TASK TO CARRY OUT
Transcribe each record below word for word.

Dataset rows
● ● ● ● ●

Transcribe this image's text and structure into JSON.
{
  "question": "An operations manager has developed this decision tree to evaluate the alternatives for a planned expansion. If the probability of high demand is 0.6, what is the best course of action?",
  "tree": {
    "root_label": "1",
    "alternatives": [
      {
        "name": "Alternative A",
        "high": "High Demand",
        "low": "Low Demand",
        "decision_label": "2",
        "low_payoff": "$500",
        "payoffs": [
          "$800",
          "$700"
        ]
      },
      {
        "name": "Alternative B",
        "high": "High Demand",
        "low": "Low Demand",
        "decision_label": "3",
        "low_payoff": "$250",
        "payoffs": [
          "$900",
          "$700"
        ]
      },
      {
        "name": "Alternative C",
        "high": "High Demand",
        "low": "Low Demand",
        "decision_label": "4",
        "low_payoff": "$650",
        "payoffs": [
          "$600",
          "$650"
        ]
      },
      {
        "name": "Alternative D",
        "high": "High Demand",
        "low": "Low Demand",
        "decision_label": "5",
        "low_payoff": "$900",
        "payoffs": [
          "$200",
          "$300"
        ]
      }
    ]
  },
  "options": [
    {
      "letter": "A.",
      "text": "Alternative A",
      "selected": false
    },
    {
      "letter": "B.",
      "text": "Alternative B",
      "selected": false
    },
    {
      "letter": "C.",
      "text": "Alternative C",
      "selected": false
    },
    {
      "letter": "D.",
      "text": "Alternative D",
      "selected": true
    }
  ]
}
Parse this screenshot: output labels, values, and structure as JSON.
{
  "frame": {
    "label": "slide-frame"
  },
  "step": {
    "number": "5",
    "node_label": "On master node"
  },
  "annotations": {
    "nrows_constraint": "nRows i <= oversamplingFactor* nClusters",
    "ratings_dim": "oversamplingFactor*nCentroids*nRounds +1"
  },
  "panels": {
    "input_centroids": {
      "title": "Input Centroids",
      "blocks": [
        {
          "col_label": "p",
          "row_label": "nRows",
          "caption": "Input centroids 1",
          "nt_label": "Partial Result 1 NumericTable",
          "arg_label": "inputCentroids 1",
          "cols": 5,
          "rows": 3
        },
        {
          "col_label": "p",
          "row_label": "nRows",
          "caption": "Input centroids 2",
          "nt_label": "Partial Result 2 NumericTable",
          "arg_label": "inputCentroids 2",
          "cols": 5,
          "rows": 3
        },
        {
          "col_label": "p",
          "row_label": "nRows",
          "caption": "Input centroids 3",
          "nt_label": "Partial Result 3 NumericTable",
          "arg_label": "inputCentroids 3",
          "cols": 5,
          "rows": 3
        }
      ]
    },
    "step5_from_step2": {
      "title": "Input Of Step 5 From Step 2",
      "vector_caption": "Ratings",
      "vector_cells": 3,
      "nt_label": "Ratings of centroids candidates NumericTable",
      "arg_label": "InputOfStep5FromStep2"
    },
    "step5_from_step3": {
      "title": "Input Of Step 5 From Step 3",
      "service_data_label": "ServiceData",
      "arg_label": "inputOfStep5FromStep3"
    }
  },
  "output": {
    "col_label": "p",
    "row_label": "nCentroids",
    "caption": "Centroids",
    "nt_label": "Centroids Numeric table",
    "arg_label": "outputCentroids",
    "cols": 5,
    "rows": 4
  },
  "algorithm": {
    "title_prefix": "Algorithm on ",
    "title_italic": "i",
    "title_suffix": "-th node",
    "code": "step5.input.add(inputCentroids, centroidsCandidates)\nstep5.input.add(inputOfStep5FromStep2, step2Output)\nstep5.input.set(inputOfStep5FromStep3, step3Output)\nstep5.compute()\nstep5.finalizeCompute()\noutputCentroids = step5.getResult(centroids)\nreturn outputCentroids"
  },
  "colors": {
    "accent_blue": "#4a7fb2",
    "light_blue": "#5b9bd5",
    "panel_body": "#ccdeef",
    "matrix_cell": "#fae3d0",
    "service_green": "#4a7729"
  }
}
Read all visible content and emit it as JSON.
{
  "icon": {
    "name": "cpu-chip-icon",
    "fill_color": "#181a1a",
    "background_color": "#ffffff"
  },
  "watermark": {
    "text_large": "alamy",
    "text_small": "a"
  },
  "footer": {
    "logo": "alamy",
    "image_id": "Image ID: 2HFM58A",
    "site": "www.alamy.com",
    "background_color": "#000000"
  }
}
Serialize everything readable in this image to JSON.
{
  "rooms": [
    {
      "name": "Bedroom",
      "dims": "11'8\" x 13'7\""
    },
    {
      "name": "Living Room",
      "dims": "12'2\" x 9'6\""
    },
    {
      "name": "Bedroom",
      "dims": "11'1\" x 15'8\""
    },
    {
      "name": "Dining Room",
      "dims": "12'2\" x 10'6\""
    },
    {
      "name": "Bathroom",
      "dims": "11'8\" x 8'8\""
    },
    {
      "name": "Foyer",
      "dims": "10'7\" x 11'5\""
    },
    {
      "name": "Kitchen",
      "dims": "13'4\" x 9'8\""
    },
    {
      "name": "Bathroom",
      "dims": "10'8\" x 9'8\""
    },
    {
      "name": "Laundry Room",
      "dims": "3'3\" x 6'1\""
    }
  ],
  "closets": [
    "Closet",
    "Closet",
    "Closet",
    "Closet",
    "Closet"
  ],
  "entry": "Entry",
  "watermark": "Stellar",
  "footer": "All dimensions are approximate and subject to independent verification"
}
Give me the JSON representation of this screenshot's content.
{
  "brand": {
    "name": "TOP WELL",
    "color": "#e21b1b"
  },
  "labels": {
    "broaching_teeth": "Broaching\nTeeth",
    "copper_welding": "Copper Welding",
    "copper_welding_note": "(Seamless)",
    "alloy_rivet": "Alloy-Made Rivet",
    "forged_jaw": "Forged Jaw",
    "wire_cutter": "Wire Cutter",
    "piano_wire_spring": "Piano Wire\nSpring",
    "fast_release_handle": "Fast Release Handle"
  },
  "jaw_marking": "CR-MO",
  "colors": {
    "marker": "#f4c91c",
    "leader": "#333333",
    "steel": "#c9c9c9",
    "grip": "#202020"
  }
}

● ● ● ● ●

SOLUTION FOR THIS EXERCISE
Transcribe this image's text and structure into JSON.
{
  "question": "An operations manager has developed this decision tree to evaluate the alternatives for a planned expansion. If the probability of high demand is 0.6, what is the best course of action?",
  "tree": {
    "root_label": "1",
    "alternatives": [
      {
        "name": "Alternative A",
        "high": "High Demand",
        "low": "Low Demand",
        "decision_label": "2",
        "low_payoff": "$500",
        "payoffs": [
          "$800",
          "$700"
        ]
      },
      {
        "name": "Alternative B",
        "high": "High Demand",
        "low": "Low Demand",
        "decision_label": "3",
        "low_payoff": "$250",
        "payoffs": [
          "$900",
          "$700"
        ]
      },
      {
        "name": "Alternative C",
        "high": "High Demand",
        "low": "Low Demand",
        "decision_label": "4",
        "low_payoff": "$650",
        "payoffs": [
          "$600",
          "$650"
        ]
      },
      {
        "name": "Alternative D",
        "high": "High Demand",
        "low": "Low Demand",
        "decision_label": "5",
        "low_payoff": "$900",
        "payoffs": [
          "$200",
          "$300"
        ]
      }
    ]
  },
  "options": [
    {
      "letter": "A.",
      "text": "Alternative A",
      "selected": false
    },
    {
      "letter": "B.",
      "text": "Alternative B",
      "selected": false
    },
    {
      "letter": "C.",
      "text": "Alternative C",
      "selected": false
    },
    {
      "letter": "D.",
      "text": "Alternative D",
      "selected": true
    }
  ]
}
Parse this screenshot: output labels, values, and structure as JSON.
{
  "frame": {
    "label": "slide-frame"
  },
  "step": {
    "number": "5",
    "node_label": "On master node"
  },
  "annotations": {
    "nrows_constraint": "nRows i <= oversamplingFactor* nClusters",
    "ratings_dim": "oversamplingFactor*nCentroids*nRounds +1"
  },
  "panels": {
    "input_centroids": {
      "title": "Input Centroids",
      "blocks": [
        {
          "col_label": "p",
          "row_label": "nRows",
          "caption": "Input centroids 1",
          "nt_label": "Partial Result 1 NumericTable",
          "arg_label": "inputCentroids 1",
          "cols": 5,
          "rows": 3
        },
        {
          "col_label": "p",
          "row_label": "nRows",
          "caption": "Input centroids 2",
          "nt_label": "Partial Result 2 NumericTable",
          "arg_label": "inputCentroids 2",
          "cols": 5,
          "rows": 3
        },
        {
          "col_label": "p",
          "row_label": "nRows",
          "caption": "Input centroids 3",
          "nt_label": "Partial Result 3 NumericTable",
          "arg_label": "inputCentroids 3",
          "cols": 5,
          "rows": 3
        }
      ]
    },
    "step5_from_step2": {
      "title": "Input Of Step 5 From Step 2",
      "vector_caption": "Ratings",
      "vector_cells": 3,
      "nt_label": "Ratings of centroids candidates NumericTable",
      "arg_label": "InputOfStep5FromStep2"
    },
    "step5_from_step3": {
      "title": "Input Of Step 5 From Step 3",
      "service_data_label": "ServiceData",
      "arg_label": "inputOfStep5FromStep3"
    }
  },
  "output": {
    "col_label": "p",
    "row_label": "nCentroids",
    "caption": "Centroids",
    "nt_label": "Centroids Numeric table",
    "arg_label": "outputCentroids",
    "cols": 5,
    "rows": 4
  },
  "algorithm": {
    "title_prefix": "Algorithm on ",
    "title_italic": "i",
    "title_suffix": "-th node",
    "code": "step5.input.add(inputCentroids, centroidsCandidates)\nstep5.input.add(inputOfStep5FromStep2, step2Output)\nstep5.input.set(inputOfStep5FromStep3, step3Output)\nstep5.compute()\nstep5.finalizeCompute()\noutputCentroids = step5.getResult(centroids)\nreturn outputCentroids"
  },
  "colors": {
    "accent_blue": "#4a7fb2",
    "light_blue": "#5b9bd5",
    "panel_body": "#ccdeef",
    "matrix_cell": "#fae3d0",
    "service_green": "#4a7729"
  }
}
Read all visible content and emit it as JSON.
{
  "icon": {
    "name": "cpu-chip-icon",
    "fill_color": "#181a1a",
    "background_color": "#ffffff"
  },
  "watermark": {
    "text_large": "alamy",
    "text_small": "a"
  },
  "footer": {
    "logo": "alamy",
    "image_id": "Image ID: 2HFM58A",
    "site": "www.alamy.com",
    "background_color": "#000000"
  }
}
Serialize everything readable in this image to JSON.
{
  "rooms": [
    {
      "name": "Bedroom",
      "dims": "11'8\" x 13'7\""
    },
    {
      "name": "Living Room",
      "dims": "12'2\" x 9'6\""
    },
    {
      "name": "Bedroom",
      "dims": "11'1\" x 15'8\""
    },
    {
      "name": "Dining Room",
      "dims": "12'2\" x 10'6\""
    },
    {
      "name": "Bathroom",
      "dims": "11'8\" x 8'8\""
    },
    {
      "name": "Foyer",
      "dims": "10'7\" x 11'5\""
    },
    {
      "name": "Kitchen",
      "dims": "13'4\" x 9'8\""
    },
    {
      "name": "Bathroom",
      "dims": "10'8\" x 9'8\""
    },
    {
      "name": "Laundry Room",
      "dims": "3'3\" x 6'1\""
    }
  ],
  "closets": [
    "Closet",
    "Closet",
    "Closet",
    "Closet",
    "Closet"
  ],
  "entry": "Entry",
  "watermark": "Stellar",
  "footer": "All dimensions are approximate and subject to independent verification"
}
Give me the JSON representation of this screenshot's content.
{
  "brand": {
    "name": "TOP WELL",
    "color": "#e21b1b"
  },
  "labels": {
    "broaching_teeth": "Broaching\nTeeth",
    "copper_welding": "Copper Welding",
    "copper_welding_note": "(Seamless)",
    "alloy_rivet": "Alloy-Made Rivet",
    "forged_jaw": "Forged Jaw",
    "wire_cutter": "Wire Cutter",
    "piano_wire_spring": "Piano Wire\nSpring",
    "fast_release_handle": "Fast Release Handle"
  },
  "jaw_marking": "CR-MO",
  "colors": {
    "marker": "#f4c91c",
    "leader": "#333333",
    "steel": "#c9c9c9",
    "grip": "#202020"
  }
}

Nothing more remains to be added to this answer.